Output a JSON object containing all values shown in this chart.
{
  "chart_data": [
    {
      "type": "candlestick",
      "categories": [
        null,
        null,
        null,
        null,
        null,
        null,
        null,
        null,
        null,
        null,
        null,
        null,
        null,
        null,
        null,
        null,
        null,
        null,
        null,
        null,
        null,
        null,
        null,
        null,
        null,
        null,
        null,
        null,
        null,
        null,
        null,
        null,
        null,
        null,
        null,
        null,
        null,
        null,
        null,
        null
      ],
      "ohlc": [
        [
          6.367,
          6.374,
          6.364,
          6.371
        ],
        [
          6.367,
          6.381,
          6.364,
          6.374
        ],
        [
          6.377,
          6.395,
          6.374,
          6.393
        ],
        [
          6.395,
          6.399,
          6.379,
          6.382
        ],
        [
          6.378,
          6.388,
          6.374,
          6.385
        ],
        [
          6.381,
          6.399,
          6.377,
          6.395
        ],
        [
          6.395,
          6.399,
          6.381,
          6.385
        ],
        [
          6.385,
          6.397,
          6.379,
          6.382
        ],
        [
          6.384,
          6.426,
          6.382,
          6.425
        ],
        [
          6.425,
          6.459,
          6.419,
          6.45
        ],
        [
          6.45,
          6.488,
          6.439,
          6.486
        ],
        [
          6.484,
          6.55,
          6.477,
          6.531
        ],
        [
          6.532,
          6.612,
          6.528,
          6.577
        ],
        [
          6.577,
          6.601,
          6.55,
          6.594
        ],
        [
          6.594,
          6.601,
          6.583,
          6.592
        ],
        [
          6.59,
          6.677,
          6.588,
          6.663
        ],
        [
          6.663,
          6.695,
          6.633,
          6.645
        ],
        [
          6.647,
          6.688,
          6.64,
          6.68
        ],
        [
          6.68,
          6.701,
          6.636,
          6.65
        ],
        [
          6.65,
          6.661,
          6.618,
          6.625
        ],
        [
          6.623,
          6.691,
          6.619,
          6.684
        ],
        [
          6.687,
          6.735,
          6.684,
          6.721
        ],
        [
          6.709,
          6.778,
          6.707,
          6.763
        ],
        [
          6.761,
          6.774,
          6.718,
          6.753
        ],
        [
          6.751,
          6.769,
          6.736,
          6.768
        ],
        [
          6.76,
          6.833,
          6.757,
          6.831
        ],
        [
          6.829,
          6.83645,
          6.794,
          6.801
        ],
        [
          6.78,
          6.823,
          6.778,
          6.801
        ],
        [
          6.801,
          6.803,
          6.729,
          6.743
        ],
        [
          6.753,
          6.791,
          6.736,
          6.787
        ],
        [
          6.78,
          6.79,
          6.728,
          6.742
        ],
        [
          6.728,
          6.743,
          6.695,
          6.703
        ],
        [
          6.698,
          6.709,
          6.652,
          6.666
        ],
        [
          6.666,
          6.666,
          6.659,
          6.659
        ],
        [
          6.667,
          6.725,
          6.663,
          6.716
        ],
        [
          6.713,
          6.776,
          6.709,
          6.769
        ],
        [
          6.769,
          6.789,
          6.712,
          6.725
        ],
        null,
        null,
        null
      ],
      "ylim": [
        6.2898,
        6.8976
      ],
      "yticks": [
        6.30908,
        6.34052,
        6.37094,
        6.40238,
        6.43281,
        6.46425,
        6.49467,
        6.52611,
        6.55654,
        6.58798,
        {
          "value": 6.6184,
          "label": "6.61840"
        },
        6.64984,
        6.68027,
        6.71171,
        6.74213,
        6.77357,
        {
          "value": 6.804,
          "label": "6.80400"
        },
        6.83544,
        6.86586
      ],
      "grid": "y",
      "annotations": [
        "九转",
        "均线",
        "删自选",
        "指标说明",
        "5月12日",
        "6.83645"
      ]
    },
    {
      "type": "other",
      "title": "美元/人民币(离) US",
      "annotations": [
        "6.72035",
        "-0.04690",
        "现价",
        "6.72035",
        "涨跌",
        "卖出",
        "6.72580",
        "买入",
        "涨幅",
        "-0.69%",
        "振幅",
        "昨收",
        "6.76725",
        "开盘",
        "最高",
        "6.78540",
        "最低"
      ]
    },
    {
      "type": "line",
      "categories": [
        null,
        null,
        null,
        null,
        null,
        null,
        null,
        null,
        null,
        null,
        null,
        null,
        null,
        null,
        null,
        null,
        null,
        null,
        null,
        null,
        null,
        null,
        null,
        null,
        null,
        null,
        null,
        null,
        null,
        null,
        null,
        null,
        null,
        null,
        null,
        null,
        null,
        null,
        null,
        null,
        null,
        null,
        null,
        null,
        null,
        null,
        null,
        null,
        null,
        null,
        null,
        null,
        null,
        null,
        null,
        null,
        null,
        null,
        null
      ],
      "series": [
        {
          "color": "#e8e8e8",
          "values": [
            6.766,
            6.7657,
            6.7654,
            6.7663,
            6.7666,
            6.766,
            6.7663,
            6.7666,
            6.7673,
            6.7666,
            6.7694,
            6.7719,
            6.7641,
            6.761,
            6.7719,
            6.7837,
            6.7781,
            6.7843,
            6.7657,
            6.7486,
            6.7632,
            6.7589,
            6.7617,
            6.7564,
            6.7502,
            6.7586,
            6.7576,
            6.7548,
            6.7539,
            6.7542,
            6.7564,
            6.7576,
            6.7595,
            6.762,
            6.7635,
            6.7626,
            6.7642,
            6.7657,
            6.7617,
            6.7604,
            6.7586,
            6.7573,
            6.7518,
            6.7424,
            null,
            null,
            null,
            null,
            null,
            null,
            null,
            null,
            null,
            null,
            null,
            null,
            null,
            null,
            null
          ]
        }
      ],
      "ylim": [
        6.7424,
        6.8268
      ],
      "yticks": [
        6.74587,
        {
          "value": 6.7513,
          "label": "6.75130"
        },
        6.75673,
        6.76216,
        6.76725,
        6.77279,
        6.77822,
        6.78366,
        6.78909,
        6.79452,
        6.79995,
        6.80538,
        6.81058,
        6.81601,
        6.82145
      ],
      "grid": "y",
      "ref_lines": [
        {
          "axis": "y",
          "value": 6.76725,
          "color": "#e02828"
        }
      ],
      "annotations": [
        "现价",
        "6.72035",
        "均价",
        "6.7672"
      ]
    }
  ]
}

Brief
Write out every entry exactly as given.

Result of this task
Output a JSON object containing all values shown in this chart.
{
  "chart_data": [
    {
      "type": "candlestick",
      "categories": [
        null,
        null,
        null,
        null,
        null,
        null,
        null,
        null,
        null,
        null,
        null,
        null,
        null,
        null,
        null,
        null,
        null,
        null,
        null,
        null,
        null,
        null,
        null,
        null,
        null,
        null,
        null,
        null,
        null,
        null,
        null,
        null,
        null,
        null,
        null,
        null,
        null,
        null,
        null,
        null
      ],
      "ohlc": [
        [
          6.367,
          6.374,
          6.364,
          6.371
        ],
        [
          6.367,
          6.381,
          6.364,
          6.374
        ],
        [
          6.377,
          6.395,
          6.374,
          6.393
        ],
        [
          6.395,
          6.399,
          6.379,
          6.382
        ],
        [
          6.378,
          6.388,
          6.374,
          6.385
        ],
        [
          6.381,
          6.399,
          6.377,
          6.395
        ],
        [
          6.395,
          6.399,
          6.381,
          6.385
        ],
        [
          6.385,
          6.397,
          6.379,
          6.382
        ],
        [
          6.384,
          6.426,
          6.382,
          6.425
        ],
        [
          6.425,
          6.459,
          6.419,
          6.45
        ],
        [
          6.45,
          6.488,
          6.439,
          6.486
        ],
        [
          6.484,
          6.55,
          6.477,
          6.531
        ],
        [
          6.532,
          6.612,
          6.528,
          6.577
        ],
        [
          6.577,
          6.601,
          6.55,
          6.594
        ],
        [
          6.594,
          6.601,
          6.583,
          6.592
        ],
        [
          6.59,
          6.677,
          6.588,
          6.663
        ],
        [
          6.663,
          6.695,
          6.633,
          6.645
        ],
        [
          6.647,
          6.688,
          6.64,
          6.68
        ],
        [
          6.68,
          6.701,
          6.636,
          6.65
        ],
        [
          6.65,
          6.661,
          6.618,
          6.625
        ],
        [
          6.623,
          6.691,
          6.619,
          6.684
        ],
        [
          6.687,
          6.735,
          6.684,
          6.721
        ],
        [
          6.709,
          6.778,
          6.707,
          6.763
        ],
        [
          6.761,
          6.774,
          6.718,
          6.753
        ],
        [
          6.751,
          6.769,
          6.736,
          6.768
        ],
        [
          6.76,
          6.833,
          6.757,
          6.831
        ],
        [
          6.829,
          6.83645,
          6.794,
          6.801
        ],
        [
          6.78,
          6.823,
          6.778,
          6.801
        ],
        [
          6.801,
          6.803,
          6.729,
          6.743
        ],
        [
          6.753,
          6.791,
          6.736,
          6.787
        ],
        [
          6.78,
          6.79,
          6.728,
          6.742
        ],
        [
          6.728,
          6.743,
          6.695,
          6.703
        ],
        [
          6.698,
          6.709,
          6.652,
          6.666
        ],
        [
          6.666,
          6.666,
          6.659,
          6.659
        ],
        [
          6.667,
          6.725,
          6.663,
          6.716
        ],
        [
          6.713,
          6.776,
          6.709,
          6.769
        ],
        [
          6.769,
          6.789,
          6.712,
          6.725
        ],
        null,
        null,
        null
      ],
      "ylim": [
        6.2898,
        6.8976
      ],
      "yticks": [
        6.30908,
        6.34052,
        6.37094,
        6.40238,
        6.43281,
        6.46425,
        6.49467,
        6.52611,
        6.55654,
        6.58798,
        {
          "value": 6.6184,
          "label": "6.61840"
        },
        6.64984,
        6.68027,
        6.71171,
        6.74213,
        6.77357,
        {
          "value": 6.804,
          "label": "6.80400"
        },
        6.83544,
        6.86586
      ],
      "grid": "y",
      "annotations": [
        "九转",
        "均线",
        "删自选",
        "指标说明",
        "5月12日",
        "6.83645"
      ]
    },
    {
      "type": "other",
      "title": "美元/人民币(离) US",
      "annotations": [
        "6.72035",
        "-0.04690",
        "现价",
        "6.72035",
        "涨跌",
        "卖出",
        "6.72580",
        "买入",
        "涨幅",
        "-0.69%",
        "振幅",
        "昨收",
        "6.76725",
        "开盘",
        "最高",
        "6.78540",
        "最低"
      ]
    },
    {
      "type": "line",
      "categories": [
        null,
        null,
        null,
        null,
        null,
        null,
        null,
        null,
        null,
        null,
        null,
        null,
        null,
        null,
        null,
        null,
        null,
        null,
        null,
        null,
        null,
        null,
        null,
        null,
        null,
        null,
        null,
        null,
        null,
        null,
        null,
        null,
        null,
        null,
        null,
        null,
        null,
        null,
        null,
        null,
        null,
        null,
        null,
        null,
        null,
        null,
        null,
        null,
        null,
        null,
        null,
        null,
        null,
        null,
        null,
        null,
        null,
        null,
        null
      ],
      "series": [
        {
          "color": "#e8e8e8",
          "values": [
            6.766,
            6.7657,
            6.7654,
            6.7663,
            6.7666,
            6.766,
            6.7663,
            6.7666,
            6.7673,
            6.7666,
            6.7694,
            6.7719,
            6.7641,
            6.761,
            6.7719,
            6.7837,
            6.7781,
            6.7843,
            6.7657,
            6.7486,
            6.7632,
            6.7589,
            6.7617,
            6.7564,
            6.7502,
            6.7586,
            6.7576,
            6.7548,
            6.7539,
            6.7542,
            6.7564,
            6.7576,
            6.7595,
            6.762,
            6.7635,
            6.7626,
            6.7642,
            6.7657,
            6.7617,
            6.7604,
            6.7586,
            6.7573,
            6.7518,
            6.7424,
            null,
            null,
            null,
            null,
            null,
            null,
            null,
            null,
            null,
            null,
            null,
            null,
            null,
            null,
            null
          ]
        }
      ],
      "ylim": [
        6.7424,
        6.8268
      ],
      "yticks": [
        6.74587,
        {
          "value": 6.7513,
          "label": "6.75130"
        },
        6.75673,
        6.76216,
        6.76725,
        6.77279,
        6.77822,
        6.78366,
        6.78909,
        6.79452,
        6.79995,
        6.80538,
        6.81058,
        6.81601,
        6.82145
      ],
      "grid": "y",
      "ref_lines": [
        {
          "axis": "y",
          "value": 6.76725,
          "color": "#e02828"
        }
      ],
      "annotations": [
        "现价",
        "6.72035",
        "均价",
        "6.7672"
      ]
    }
  ]
}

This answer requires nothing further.